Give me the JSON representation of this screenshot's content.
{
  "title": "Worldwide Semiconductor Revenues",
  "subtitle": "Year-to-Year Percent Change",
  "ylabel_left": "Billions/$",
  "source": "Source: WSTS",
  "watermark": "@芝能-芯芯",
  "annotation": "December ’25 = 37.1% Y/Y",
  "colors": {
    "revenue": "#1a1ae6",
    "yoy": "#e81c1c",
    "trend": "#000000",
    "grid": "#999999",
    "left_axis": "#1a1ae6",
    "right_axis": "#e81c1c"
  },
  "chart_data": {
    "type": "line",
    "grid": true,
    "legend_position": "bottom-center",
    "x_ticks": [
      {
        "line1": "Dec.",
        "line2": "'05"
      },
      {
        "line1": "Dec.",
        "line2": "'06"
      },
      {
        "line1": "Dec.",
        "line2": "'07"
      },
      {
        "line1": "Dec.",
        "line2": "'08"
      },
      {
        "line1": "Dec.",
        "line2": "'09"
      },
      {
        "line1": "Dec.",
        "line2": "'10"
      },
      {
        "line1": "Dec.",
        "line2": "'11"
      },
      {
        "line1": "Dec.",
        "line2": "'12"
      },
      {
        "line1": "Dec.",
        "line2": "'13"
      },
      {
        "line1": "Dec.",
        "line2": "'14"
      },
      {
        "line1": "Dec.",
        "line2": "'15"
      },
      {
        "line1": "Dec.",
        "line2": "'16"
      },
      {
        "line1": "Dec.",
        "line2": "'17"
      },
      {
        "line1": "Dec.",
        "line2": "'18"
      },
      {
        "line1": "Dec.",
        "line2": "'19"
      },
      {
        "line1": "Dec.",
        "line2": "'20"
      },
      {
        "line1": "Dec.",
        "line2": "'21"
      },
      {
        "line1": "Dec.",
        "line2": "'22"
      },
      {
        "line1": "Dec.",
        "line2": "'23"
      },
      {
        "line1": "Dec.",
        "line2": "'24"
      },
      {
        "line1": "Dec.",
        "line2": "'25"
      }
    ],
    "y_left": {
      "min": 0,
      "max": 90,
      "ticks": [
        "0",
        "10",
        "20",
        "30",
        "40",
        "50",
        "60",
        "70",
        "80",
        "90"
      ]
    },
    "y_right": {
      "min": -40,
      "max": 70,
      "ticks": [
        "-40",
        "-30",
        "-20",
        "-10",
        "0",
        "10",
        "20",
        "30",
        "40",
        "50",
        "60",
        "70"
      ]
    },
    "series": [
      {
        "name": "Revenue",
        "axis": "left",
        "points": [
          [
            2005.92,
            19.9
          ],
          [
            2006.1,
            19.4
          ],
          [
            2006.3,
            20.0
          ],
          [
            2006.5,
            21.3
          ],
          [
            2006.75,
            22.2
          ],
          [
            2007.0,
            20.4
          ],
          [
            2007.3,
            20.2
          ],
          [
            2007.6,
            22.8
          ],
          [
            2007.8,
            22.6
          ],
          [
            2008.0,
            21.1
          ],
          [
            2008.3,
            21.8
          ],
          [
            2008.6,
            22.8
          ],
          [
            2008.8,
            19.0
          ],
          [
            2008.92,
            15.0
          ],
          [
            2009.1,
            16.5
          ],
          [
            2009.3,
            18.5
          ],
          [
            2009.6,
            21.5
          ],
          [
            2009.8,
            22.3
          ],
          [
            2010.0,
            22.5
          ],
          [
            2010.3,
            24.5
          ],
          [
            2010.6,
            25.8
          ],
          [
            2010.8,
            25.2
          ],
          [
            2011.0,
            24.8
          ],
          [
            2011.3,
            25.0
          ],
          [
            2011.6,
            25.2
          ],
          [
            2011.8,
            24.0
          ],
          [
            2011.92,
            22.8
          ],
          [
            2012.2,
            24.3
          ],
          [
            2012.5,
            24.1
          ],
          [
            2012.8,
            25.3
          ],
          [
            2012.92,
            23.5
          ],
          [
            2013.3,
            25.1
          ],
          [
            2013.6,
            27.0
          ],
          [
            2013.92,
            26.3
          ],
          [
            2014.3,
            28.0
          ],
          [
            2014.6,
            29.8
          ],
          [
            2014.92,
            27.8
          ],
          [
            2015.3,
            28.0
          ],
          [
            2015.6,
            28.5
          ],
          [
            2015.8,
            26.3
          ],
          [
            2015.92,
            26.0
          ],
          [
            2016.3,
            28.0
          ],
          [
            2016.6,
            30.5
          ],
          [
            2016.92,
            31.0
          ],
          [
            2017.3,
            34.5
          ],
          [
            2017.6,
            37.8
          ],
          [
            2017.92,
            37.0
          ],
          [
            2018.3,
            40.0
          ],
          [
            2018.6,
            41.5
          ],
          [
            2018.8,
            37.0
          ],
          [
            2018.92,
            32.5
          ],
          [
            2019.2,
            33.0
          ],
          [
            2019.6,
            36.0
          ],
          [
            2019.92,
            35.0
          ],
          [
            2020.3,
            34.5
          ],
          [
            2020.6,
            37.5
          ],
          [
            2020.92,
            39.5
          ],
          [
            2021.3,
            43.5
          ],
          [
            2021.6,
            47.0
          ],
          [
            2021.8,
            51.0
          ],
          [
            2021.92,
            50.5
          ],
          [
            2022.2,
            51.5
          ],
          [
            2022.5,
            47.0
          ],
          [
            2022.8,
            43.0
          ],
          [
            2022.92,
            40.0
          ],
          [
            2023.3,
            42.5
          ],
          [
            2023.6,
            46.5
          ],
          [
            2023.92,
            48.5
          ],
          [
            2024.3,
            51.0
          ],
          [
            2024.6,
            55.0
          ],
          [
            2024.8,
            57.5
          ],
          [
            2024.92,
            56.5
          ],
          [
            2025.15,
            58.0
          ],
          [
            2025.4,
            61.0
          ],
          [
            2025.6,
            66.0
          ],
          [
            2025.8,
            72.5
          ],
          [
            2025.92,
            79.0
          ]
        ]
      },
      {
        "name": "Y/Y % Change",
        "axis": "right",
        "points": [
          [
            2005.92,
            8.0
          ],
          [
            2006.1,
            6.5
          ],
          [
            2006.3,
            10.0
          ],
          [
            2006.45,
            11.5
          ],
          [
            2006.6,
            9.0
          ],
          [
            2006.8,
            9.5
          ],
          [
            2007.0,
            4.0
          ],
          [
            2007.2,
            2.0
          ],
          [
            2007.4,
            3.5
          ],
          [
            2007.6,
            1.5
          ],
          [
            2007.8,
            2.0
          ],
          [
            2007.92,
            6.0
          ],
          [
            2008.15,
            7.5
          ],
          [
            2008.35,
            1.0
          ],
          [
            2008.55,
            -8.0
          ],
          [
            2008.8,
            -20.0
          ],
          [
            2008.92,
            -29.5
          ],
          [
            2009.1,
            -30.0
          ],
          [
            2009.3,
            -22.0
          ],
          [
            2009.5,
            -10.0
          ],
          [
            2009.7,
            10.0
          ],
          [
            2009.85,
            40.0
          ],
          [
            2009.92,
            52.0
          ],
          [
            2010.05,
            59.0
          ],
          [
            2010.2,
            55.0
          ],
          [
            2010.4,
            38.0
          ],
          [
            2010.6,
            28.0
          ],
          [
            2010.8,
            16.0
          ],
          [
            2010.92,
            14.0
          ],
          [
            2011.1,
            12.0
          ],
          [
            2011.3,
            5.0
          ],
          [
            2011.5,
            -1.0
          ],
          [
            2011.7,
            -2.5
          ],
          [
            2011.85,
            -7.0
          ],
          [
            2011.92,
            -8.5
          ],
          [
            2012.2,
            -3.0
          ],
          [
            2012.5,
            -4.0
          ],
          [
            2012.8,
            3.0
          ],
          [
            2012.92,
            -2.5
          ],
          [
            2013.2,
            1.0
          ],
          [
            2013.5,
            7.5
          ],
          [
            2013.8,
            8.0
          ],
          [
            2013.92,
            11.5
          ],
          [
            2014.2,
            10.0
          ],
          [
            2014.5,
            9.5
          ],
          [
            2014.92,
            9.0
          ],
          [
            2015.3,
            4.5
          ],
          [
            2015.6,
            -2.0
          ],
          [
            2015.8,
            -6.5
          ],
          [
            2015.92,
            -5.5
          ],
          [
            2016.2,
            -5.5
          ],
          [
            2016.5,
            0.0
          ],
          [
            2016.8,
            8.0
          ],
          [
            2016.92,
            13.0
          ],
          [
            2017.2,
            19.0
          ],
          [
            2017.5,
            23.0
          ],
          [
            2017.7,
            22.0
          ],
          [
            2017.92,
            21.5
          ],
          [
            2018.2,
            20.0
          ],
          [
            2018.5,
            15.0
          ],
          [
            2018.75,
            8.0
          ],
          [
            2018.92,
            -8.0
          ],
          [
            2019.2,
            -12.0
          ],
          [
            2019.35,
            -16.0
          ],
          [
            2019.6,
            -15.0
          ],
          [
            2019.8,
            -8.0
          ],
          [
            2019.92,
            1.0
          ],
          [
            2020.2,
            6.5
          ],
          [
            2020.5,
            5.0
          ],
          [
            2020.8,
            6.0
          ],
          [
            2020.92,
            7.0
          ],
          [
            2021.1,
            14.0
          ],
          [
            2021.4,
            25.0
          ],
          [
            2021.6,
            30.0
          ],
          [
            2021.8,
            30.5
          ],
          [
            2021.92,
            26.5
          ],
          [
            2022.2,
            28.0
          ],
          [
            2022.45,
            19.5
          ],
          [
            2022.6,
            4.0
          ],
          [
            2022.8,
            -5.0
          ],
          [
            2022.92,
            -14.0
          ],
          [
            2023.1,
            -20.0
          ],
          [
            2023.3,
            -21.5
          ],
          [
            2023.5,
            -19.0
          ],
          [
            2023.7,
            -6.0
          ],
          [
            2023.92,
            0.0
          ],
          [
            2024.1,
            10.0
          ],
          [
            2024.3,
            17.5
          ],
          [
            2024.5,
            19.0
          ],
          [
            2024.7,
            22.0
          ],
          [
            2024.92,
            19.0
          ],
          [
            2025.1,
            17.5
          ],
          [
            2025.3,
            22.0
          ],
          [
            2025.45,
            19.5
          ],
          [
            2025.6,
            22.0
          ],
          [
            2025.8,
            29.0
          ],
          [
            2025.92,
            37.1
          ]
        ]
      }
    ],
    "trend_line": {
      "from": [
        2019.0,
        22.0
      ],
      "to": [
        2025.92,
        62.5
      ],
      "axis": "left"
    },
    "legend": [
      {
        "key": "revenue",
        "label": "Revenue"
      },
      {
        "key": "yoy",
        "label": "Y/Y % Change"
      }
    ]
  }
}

- _STATED GOAL_
Using the listing above, locate the lines that hold "Change" and copy each one.

- _RESULT FOR THIS EXERCISE_
  "subtitle": "Year-to-Year Percent Change",
        "name": "Y/Y % Change",
        "label": "Y/Y % Change"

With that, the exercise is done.